- _Short exercise A_
Gather every line in the entries that contains the string "left", and copy each one in full.

-------- Excerpt provided --------

We, do not know what customers want as they don’t exactly know it themselves. The only valid way to understand it is the scientific method (A/B testing) and the data-driven culture. Often, the customers know what they want, but don’t know how to articulate it.

“If I had asked people what they wanted, they would have said faster horses.” (Henry Ford)

Numbers and behavior are a more reliable feedback indicators than words alone. If your customers say they love a product in silver, but they keep buying blue, stick to the blue. Be relentless in studying your data and behaviors to make sure that their words match their actions.

We are relatively good at A/B testing, our internal A/B testing system is powerful enough to detect anomalies, run t-tests and chi-squared tests, plot confidence intervals, etc:

The thing we were missing was on meta-level — we saw the successful results of our individual A/B experiments but were not able to attribute it to company growth. After meeting with Brendan we decided to have 10% of global control group of people which will not be exposed to any B versions of experiments. Basically, these people will see the website frozen in time. No new features, no new bugs, but also no incremental improvements from A/B experiments.

Technical debt

One of the most “heated” discussions was the one on technical debt. At some point Booking.com banned rewriting the code to “make it better”. Valid reasons for refactoring should be:

a) an increase of the load on the system that the previous code would be unable to cope with

b) a change in the business priorities/model.

--------

- _Short exercise B_
Write what comes next in the excerpt on A/B testing and technical debt, starting after its final sentence.

-------- Records provided --------

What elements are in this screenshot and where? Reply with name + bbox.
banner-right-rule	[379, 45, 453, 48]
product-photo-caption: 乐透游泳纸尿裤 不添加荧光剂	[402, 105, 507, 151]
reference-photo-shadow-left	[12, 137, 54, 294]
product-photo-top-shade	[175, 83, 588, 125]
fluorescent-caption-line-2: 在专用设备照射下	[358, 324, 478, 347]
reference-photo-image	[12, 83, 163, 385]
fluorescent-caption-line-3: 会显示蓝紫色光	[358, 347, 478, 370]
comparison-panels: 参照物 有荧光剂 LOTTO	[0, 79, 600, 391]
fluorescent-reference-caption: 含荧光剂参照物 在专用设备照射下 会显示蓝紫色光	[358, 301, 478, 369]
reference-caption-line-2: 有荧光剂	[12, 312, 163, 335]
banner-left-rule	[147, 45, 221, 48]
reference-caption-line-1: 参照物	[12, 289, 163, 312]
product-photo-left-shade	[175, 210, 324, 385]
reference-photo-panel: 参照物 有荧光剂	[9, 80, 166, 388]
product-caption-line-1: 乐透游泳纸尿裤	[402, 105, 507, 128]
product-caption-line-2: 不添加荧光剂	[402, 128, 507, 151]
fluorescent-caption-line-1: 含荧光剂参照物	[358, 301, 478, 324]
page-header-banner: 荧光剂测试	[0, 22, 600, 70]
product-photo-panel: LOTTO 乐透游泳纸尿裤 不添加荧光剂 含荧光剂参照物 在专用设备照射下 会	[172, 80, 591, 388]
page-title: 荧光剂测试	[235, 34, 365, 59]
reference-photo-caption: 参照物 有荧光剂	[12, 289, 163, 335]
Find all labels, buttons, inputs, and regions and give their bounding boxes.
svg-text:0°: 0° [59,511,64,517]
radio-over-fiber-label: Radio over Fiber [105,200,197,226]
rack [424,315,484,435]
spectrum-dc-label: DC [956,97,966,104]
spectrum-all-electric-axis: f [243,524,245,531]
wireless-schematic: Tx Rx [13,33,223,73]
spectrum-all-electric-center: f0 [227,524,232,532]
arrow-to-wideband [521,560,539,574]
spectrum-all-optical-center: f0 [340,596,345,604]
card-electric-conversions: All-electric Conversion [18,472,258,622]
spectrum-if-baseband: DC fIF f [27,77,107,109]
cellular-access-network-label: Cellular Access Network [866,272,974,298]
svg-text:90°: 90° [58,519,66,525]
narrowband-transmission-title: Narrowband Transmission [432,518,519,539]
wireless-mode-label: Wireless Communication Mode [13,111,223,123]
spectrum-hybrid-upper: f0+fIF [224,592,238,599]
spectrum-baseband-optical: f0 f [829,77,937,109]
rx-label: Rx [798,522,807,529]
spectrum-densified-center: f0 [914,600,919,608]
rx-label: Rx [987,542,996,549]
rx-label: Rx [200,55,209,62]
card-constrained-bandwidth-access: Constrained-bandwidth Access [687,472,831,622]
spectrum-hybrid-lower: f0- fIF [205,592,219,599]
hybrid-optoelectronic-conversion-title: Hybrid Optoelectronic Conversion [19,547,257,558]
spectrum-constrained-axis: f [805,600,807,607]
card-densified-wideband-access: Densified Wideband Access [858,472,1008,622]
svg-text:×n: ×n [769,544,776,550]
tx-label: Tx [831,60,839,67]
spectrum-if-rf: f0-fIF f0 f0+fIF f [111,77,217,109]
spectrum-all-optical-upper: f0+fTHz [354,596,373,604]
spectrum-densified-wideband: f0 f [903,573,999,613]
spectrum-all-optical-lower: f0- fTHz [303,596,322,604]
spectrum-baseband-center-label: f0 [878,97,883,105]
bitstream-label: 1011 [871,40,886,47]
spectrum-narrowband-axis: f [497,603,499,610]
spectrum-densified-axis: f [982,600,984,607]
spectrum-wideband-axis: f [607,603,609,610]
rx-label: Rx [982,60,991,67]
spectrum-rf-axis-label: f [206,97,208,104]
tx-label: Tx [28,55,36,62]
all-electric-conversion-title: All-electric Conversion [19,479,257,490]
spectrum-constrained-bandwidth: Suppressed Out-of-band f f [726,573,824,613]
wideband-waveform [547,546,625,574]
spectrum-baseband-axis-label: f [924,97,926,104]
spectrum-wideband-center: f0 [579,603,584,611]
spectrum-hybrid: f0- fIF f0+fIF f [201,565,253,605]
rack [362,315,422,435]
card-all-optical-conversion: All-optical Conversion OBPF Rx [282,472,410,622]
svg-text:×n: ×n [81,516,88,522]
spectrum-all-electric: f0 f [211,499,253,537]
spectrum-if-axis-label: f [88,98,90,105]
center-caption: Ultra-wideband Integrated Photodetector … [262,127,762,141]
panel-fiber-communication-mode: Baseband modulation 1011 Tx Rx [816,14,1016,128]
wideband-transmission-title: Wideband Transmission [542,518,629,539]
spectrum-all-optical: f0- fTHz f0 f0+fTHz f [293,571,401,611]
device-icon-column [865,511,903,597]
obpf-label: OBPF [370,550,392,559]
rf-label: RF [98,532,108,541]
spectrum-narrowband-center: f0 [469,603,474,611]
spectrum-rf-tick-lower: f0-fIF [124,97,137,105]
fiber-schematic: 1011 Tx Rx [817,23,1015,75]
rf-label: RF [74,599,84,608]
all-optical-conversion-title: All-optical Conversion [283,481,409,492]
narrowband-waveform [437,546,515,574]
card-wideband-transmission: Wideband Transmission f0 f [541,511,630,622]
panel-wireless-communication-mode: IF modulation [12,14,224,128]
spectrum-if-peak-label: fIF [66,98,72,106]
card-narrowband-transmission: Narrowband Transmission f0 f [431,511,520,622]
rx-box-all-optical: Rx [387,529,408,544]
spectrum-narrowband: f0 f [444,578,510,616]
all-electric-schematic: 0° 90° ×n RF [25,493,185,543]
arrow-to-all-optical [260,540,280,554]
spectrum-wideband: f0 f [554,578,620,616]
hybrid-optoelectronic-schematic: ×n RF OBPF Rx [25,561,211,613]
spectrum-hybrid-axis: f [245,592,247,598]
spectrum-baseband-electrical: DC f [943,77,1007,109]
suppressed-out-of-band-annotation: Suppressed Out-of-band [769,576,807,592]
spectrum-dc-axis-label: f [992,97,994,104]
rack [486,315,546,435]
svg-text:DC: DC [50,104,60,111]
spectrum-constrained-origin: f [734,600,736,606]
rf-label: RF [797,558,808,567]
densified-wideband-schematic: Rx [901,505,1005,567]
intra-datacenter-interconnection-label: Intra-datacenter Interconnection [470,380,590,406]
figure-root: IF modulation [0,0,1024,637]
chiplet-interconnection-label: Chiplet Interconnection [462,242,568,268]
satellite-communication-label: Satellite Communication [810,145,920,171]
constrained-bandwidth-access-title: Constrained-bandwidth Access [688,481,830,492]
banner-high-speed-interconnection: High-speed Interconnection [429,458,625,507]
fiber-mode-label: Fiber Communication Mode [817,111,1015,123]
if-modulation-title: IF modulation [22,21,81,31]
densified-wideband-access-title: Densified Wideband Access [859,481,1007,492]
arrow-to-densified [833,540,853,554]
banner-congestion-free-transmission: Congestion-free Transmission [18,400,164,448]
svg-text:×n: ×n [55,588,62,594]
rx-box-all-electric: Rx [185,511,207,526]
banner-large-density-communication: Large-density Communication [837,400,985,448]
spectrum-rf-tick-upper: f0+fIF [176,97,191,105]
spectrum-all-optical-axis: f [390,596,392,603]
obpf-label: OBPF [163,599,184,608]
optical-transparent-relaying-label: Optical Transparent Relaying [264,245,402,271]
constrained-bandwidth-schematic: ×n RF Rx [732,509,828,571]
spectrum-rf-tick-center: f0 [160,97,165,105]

--------

- _Result A_
reference-photo-shadow-left	[12, 137, 54, 294]
banner-left-rule	[147, 45, 221, 48]
product-photo-left-shade	[175, 210, 324, 385]

- _Result B_
Thanks to this, the company can spend 99% of developers’ resources on writing new functionality, which allows the business grow faster than its competitors.

For developers it is natural to love the beauty of a “good code”. But does it help the business grow faster? If our code is imperfect but used by millions it is much better than a perfect code used by no one.

Another idea is that it is almost impossible to measure the impact of refactoring in terms of money. Statements like “now we can iterate faster” are, unfortunately, very subjective. On the other hand, the impact of new features that were A/B tested, and bring money to the business is obvious. As an engineering organization, we are constantly looking for that balance between delivering measurable business value and maintaining “subjective” code quality. It is hard, but rewarding.

Thank you Brendan Bank for all these lessons)

“The best way forward for us has been organized chaos. Data driven decision making and data driven product development are the keys to our success”(Brendan Bank)